_WORK INSTRUCTIONS_. Copy out, from the entries below, each line holding the string "name".

_RECORD SET_.
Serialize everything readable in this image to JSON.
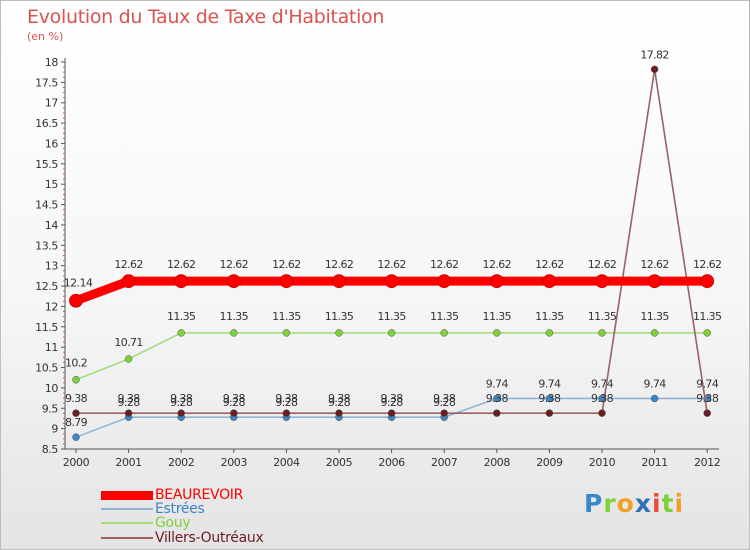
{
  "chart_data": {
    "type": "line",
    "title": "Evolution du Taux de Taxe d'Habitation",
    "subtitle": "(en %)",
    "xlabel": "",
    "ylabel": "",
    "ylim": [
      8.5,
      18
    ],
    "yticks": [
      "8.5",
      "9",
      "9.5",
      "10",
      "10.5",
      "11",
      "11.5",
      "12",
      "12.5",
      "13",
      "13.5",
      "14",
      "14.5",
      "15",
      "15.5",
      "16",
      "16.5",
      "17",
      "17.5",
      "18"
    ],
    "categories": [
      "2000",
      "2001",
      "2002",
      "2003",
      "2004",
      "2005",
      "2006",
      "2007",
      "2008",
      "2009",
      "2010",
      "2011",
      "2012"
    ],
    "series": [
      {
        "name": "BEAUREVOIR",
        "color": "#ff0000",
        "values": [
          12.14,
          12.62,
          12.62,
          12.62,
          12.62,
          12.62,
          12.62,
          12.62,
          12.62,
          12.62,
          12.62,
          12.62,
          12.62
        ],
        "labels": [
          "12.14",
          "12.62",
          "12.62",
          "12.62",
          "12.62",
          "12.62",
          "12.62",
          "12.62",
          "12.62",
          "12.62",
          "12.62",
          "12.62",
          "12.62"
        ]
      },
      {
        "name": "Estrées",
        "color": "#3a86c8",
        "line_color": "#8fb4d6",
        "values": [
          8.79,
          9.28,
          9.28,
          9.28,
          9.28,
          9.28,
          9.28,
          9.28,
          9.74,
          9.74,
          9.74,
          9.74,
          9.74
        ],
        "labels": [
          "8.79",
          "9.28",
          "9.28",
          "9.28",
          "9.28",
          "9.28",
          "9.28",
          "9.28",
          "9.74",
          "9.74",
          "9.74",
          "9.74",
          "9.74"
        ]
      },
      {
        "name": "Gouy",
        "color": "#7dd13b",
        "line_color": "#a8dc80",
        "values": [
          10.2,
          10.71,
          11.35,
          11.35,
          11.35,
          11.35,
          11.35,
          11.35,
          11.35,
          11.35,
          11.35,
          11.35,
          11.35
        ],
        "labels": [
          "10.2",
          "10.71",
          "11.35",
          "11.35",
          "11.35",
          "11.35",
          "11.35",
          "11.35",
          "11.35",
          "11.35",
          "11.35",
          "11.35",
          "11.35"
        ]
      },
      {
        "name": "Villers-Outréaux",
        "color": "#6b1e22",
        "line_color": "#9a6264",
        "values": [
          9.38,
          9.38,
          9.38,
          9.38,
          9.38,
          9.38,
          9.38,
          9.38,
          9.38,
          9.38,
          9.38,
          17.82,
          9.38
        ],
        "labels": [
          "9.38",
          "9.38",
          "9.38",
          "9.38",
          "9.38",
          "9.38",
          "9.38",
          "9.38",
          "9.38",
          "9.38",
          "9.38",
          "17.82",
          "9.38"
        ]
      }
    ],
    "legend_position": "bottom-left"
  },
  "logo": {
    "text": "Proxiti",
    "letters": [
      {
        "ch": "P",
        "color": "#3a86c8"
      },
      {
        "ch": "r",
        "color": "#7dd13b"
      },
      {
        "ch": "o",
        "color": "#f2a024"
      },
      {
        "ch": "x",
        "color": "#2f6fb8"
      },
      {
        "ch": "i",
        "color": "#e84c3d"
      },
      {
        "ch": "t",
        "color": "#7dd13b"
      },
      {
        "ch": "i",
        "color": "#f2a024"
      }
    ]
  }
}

_OUTPUT OF THE TASK_.
        "name": "BEAUREVOIR",
        "name": "Estrées",
        "name": "Gouy",
        "name": "Villers-Outréaux",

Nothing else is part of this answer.